## FRAGMENTO SELECCIONADO:
Ahora que los colegios se preparan para cerrar sus puertas durante las vacaciones de mitad de año, ahora que queda tan poco para despedirnos de los alumnos, me pregunto cuántos de nosotros aprovecharemos este mes para hacer limpieza, para crear el nido y re-crear la oportunidad de acogida de un nuevo comienzo, de un nuevo encuentro con el porqué y para qué las instituciones educativas hacemos lo que hacemos. Un mes. Eso es todo lo que los colegios tienen, a mitad de año, para ejecutar cualquier cambio, cualquier alteración del lugar en el que habrán de desarrollarse, a diario y durante diez meses, los conocimientos, habilidades, destrezas y emociones de nuestros niños… Si en junio han cerrado por vacaciones, como sucede la mayor parte de las veces, justo habrá dado tiempo para algunos arreglos y reparaciones, pero los niños volverán, sí o sí, exactamente a las mismas aulas a las que asisten durante los quince años que su escolarización les exige. Si los profesores, los educadores, nos vamos “de vacaciones”, nadie se ocupará de que esos cambios se implementen. Es así. Salvo que… nos demos permiso para “re-volver” el colegio y hacer de ello una oportunidad de re-creación de la educación que queremos. Sentar unas bases bien argumentadas desde el punto de vista científico y prototipar soluciones y mejoras posibles. Jugar colegioctivamente a que no todo está dicho y hecho en materia de educación, prototipar los cambios y ajustarlos a nuestras respectivas realidades de los colegios y del aula que deberían ser, por definición, como nuestras casas: todas únicas y diferentes, como sus habitantes.
Las férreas normas que hay que cumplir conducen inexorablemente a la creación de espacios rígidos, clonados. En su continente, las modernas escuelas públicas tienen poco margen de maniobra para proponer arquitecturas cambiantes o, según Yale, tan positivamente inestables. Y lo transfieren también a su contenido, donde nada se ha movido desde hace apenas un siglo: horarios, duración de las clases, introducción de las pausas para el recreo o la comida, distribución del aula, exposición de los trabajos murales en los pasillos, ubicación del profesor durante la clase, de la pizarra… y así hasta donde uno quiera llegar. Porque este mismo esquema se reproduce como un inquietante deja vu en países con culturas, tradiciones y formas de pensar completamente opuestas. ¿Por qué?
Si los autores del experimento sobre los mecanismos del aprendizaje están en lo cierto solo puede ser para anular el mecanismo aprendiz de nuestros niños y adolescentes. De este modo, se le facilita la entrada a su alter ego más perverso, el adoctrinamiento (precisamente el lugar de no-libertad que les hará terriblemente vulnerables para el mundo que viene).
Julio, casi siempre, es sinónimo del regreso de vacaciones (a las mismas aulas). Nuestro modelo de educación vive un eterno tiempo del que no mostramos intención de escapar. Defendemos con vehemencia que es importante “pensar antes de actuar” y “actuar para progresar” pero difícilmente lo conseguiremos hacer en Educación si ocupamos todo nuestro tiempo “haciendo” lo urgente sin pensar en lo importante.

## EXTRACTO DE DATOS:

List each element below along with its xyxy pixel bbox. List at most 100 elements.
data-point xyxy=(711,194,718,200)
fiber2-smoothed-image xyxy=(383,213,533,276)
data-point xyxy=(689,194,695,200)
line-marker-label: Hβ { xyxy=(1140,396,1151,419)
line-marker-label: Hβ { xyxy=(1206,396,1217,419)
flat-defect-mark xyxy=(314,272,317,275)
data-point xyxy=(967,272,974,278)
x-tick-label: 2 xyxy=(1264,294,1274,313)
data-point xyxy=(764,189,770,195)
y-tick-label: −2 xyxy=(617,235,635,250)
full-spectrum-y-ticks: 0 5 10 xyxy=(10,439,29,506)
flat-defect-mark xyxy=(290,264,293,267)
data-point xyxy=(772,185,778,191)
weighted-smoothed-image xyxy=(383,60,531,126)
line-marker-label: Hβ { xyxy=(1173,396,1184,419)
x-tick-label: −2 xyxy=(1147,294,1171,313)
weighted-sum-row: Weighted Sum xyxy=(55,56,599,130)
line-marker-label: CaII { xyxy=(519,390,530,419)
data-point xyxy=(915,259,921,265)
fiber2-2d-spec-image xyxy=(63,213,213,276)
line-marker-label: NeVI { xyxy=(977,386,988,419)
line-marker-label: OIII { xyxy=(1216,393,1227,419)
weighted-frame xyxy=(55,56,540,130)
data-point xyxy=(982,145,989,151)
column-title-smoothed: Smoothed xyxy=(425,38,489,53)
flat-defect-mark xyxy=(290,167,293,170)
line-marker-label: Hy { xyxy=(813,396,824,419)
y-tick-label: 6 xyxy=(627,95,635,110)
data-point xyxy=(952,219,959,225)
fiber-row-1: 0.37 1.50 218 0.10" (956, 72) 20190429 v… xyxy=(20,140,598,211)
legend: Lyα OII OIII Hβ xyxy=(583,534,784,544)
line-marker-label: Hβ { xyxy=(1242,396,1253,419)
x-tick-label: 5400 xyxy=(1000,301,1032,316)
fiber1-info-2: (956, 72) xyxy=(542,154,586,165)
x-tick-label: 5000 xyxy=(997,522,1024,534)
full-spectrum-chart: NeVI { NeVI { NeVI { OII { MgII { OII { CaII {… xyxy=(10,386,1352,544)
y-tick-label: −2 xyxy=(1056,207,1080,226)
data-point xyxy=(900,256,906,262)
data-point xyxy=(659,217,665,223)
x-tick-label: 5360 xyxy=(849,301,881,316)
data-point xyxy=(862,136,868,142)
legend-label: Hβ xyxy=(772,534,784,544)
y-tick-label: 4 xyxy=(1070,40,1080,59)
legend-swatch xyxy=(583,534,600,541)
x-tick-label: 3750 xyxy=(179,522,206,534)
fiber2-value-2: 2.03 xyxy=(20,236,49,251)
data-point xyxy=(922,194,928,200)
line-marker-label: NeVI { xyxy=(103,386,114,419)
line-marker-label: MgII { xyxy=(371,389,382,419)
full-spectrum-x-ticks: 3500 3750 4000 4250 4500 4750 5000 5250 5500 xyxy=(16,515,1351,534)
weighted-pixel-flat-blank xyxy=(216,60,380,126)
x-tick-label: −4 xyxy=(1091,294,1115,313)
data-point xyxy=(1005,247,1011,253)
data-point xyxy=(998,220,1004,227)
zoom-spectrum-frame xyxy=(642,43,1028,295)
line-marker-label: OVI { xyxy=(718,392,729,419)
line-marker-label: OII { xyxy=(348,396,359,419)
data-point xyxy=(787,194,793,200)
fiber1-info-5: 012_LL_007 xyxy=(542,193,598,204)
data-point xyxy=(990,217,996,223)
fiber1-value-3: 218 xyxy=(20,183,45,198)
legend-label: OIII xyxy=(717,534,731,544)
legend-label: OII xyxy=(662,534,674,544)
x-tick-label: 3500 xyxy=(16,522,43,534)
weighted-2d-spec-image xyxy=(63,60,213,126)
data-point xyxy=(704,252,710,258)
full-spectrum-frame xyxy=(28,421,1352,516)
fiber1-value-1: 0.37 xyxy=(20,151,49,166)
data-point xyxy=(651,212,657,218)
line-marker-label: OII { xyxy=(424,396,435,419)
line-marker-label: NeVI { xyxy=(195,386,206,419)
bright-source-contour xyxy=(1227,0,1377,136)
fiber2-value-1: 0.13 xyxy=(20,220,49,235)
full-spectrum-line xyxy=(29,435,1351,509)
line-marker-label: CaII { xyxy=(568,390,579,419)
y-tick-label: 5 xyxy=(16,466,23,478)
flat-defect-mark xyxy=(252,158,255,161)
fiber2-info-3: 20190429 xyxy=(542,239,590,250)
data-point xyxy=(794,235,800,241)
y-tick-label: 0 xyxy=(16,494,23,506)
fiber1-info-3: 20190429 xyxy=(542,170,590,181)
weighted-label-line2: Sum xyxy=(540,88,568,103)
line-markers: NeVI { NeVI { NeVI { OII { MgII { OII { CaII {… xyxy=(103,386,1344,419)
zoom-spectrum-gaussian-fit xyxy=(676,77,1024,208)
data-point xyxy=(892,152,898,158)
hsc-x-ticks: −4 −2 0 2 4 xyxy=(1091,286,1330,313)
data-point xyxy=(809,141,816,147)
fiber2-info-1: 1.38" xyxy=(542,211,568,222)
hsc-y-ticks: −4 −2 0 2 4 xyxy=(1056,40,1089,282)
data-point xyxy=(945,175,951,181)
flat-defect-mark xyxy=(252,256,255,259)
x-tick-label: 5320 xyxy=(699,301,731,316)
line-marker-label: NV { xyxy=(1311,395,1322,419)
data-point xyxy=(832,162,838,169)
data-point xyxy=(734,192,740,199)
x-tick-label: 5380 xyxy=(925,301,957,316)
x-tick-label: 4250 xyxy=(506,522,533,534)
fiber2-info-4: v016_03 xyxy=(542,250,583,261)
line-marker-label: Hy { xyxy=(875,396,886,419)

## CONSIGNA 1:
Transcribe sin cambios la parte del fragmento sobre los colegios que empieza con las palabras que contienen "Julio, casi siempre, es" y termina con "en lo importante.".
## CONSIGNA 2:
Traduce al inglés esta oración del fragmento sobre los colegios: "Las férreas normas que hay que cumplir conducen inexorablemente a la creación de espacios rígidos, clonados."
## CONSIGNA 3:
Sigue escribiendo el fragmento sobre los colegios a partir de su última oración.

## RESPUESTA ESCRITA 1:
Julio, casi siempre, es sinónimo del regreso de vacaciones (a las mismas aulas). Nuestro modelo de educación vive un eterno tiempo del que no mostramos intención de escapar. Defendemos con vehemencia que es importante “pensar antes de actuar” y “actuar para progresar” pero difícilmente lo conseguiremos hacer en Educación si ocupamos todo nuestro tiempo “haciendo” lo urgente sin pensar en lo importante.

## RESPUESTA ESCRITA 2:
The strict rules that must be followed inevitably lead to the creation of rigid, cloned spaces.

## RESPUESTA ESCRITA 3:
¿No sería mejor que en vez de vuelta al colegio empezáramos entre todos a plantearnos cómo darle la vuelta por completo al modelo de colegio? De este modo, introduciendo la posibilidad de que ocurra lo inesperado, lo inestable, podremos potenciar el sentido académico de espacios de aprendizaje.
Nuestro modelo de educación vive un eterno tiempo del que no mostramos intención de escapar.
La verdad es que mientras escribo estas líneas tampoco se me escapa el triste paralelismo entre los debates educativos con los que se distrae a nuestra sociedad y esa interminable “operación retorno” que también entristece solo de oírla. Hemos conseguido que adultos y niños compartan el mismo desencanto al concluir su período de vacaciones y tener que volver a la rutina.
Pensándolo bien y después de todo, quizás no sea tan descabellado re-volver el colegio, dejarlo tal cual está para que sean los niños los que pongan las cosas en su lugar, aquel que ellos quieren y necesitan.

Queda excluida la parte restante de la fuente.